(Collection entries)
┌────────

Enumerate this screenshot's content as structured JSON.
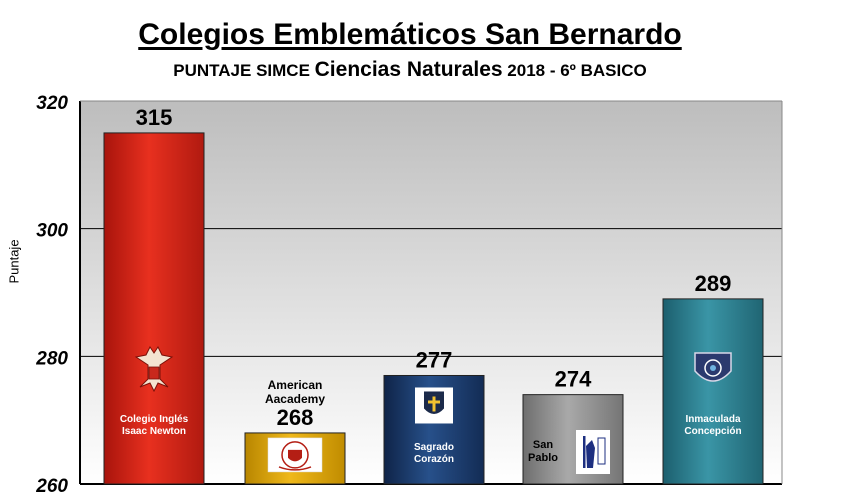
{
  "title": "Colegios Emblemáticos San Bernardo",
  "subtitle_prefix": "PUNTAJE SIMCE ",
  "subtitle_main": "Ciencias Naturales",
  "subtitle_suffix": " 2018 - 6º BASICO",
  "colors": {
    "red": "#d9261b",
    "gold": "#d8a400",
    "navy": "#1b3a68",
    "gray": "#8c8c8c",
    "teal": "#2a7e8e"
  },
  "chart_data": {
    "type": "bar",
    "ylabel": "Puntaje",
    "ylim": [
      260,
      320
    ],
    "yticks": [
      260,
      280,
      300,
      320
    ],
    "grid": true,
    "categories": [
      {
        "name_lines": [
          "Colegio Inglés",
          "Isaac Newton"
        ],
        "label_pos": "inside",
        "icon": "eagle-crest-icon",
        "color": "red"
      },
      {
        "name_lines": [
          "American",
          "Aacademy"
        ],
        "label_pos": "above",
        "icon": "american-academy-crest-icon",
        "color": "gold"
      },
      {
        "name_lines": [
          "Sagrado",
          "Corazón"
        ],
        "label_pos": "inside",
        "icon": "sagrado-corazon-crest-icon",
        "color": "navy"
      },
      {
        "name_lines": [
          "San",
          "Pablo"
        ],
        "label_pos": "inside-left",
        "icon": "san-pablo-crest-icon",
        "color": "gray"
      },
      {
        "name_lines": [
          "Inmaculada",
          "Concepción"
        ],
        "label_pos": "inside",
        "icon": "inmaculada-crest-icon",
        "color": "teal"
      }
    ],
    "values": [
      315,
      268,
      277,
      274,
      289
    ]
  }
}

└────────

WHAT YOU ARE ASKED TO DO: In your copy, leave out the pictures and reproduce the material above exactly.

EXERCISE RESULT:
Enumerate this screenshot's content as structured JSON.
{
  "title": "Colegios Emblemáticos San Bernardo",
  "subtitle_prefix": "PUNTAJE SIMCE ",
  "subtitle_main": "Ciencias Naturales",
  "subtitle_suffix": " 2018 - 6º BASICO",
  "colors": {
    "red": "#d9261b",
    "gold": "#d8a400",
    "navy": "#1b3a68",
    "gray": "#8c8c8c",
    "teal": "#2a7e8e"
  },
  "chart_data": {
    "type": "bar",
    "ylabel": "Puntaje",
    "ylim": [
      260,
      320
    ],
    "yticks": [
      260,
      280,
      300,
      320
    ],
    "grid": true,
    "categories": [
      {
        "name_lines": [
          "Colegio Inglés",
          "Isaac Newton"
        ],
        "label_pos": "inside",
        "icon": "eagle-crest-icon",
        "color": "red"
      },
      {
        "name_lines": [
          "American",
          "Aacademy"
        ],
        "label_pos": "above",
        "icon": "american-academy-crest-icon",
        "color": "gold"
      },
      {
        "name_lines": [
          "Sagrado",
          "Corazón"
        ],
        "label_pos": "inside",
        "icon": "sagrado-corazon-crest-icon",
        "color": "navy"
      },
      {
        "name_lines": [
          "San",
          "Pablo"
        ],
        "label_pos": "inside-left",
        "icon": "san-pablo-crest-icon",
        "color": "gray"
      },
      {
        "name_lines": [
          "Inmaculada",
          "Concepción"
        ],
        "label_pos": "inside",
        "icon": "inmaculada-crest-icon",
        "color": "teal"
      }
    ],
    "values": [
      315,
      268,
      277,
      274,
      289
    ]
  }
}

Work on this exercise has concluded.